═════ AVAILABLE RECORDS ═════

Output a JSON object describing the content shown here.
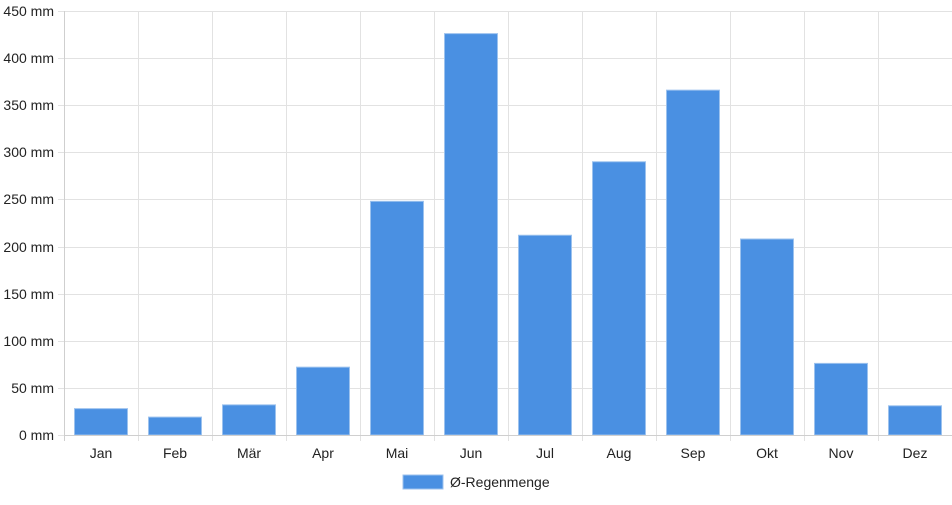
{
  "colors": {
    "bar_fill": "#4a90e2",
    "bar_stroke": "#9cc2ee",
    "grid": "#e2e2e2",
    "axis": "#cfcfcf",
    "text": "#222222"
  },
  "chart_data": {
    "type": "bar",
    "categories": [
      "Jan",
      "Feb",
      "Mär",
      "Apr",
      "Mai",
      "Jun",
      "Jul",
      "Aug",
      "Sep",
      "Okt",
      "Nov",
      "Dez"
    ],
    "series": [
      {
        "name": "Ø-Regenmenge",
        "values": [
          28,
          19,
          32,
          72,
          248,
          426,
          212,
          290,
          366,
          208,
          76,
          31
        ]
      }
    ],
    "ylim": [
      0,
      450
    ],
    "y_ticks": [
      0,
      50,
      100,
      150,
      200,
      250,
      300,
      350,
      400,
      450
    ],
    "y_tick_suffix": " mm",
    "grid": true,
    "legend_position": "bottom"
  }
}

═════

- WRITTEN REQUEST
Every line should be retyped exactly, with the pictures omitted.

- RIGHT ANSWER
Output a JSON object describing the content shown here.
{
  "colors": {
    "bar_fill": "#4a90e2",
    "bar_stroke": "#9cc2ee",
    "grid": "#e2e2e2",
    "axis": "#cfcfcf",
    "text": "#222222"
  },
  "chart_data": {
    "type": "bar",
    "categories": [
      "Jan",
      "Feb",
      "Mär",
      "Apr",
      "Mai",
      "Jun",
      "Jul",
      "Aug",
      "Sep",
      "Okt",
      "Nov",
      "Dez"
    ],
    "series": [
      {
        "name": "Ø-Regenmenge",
        "values": [
          28,
          19,
          32,
          72,
          248,
          426,
          212,
          290,
          366,
          208,
          76,
          31
        ]
      }
    ],
    "ylim": [
      0,
      450
    ],
    "y_ticks": [
      0,
      50,
      100,
      150,
      200,
      250,
      300,
      350,
      400,
      450
    ],
    "y_tick_suffix": " mm",
    "grid": true,
    "legend_position": "bottom"
  }
}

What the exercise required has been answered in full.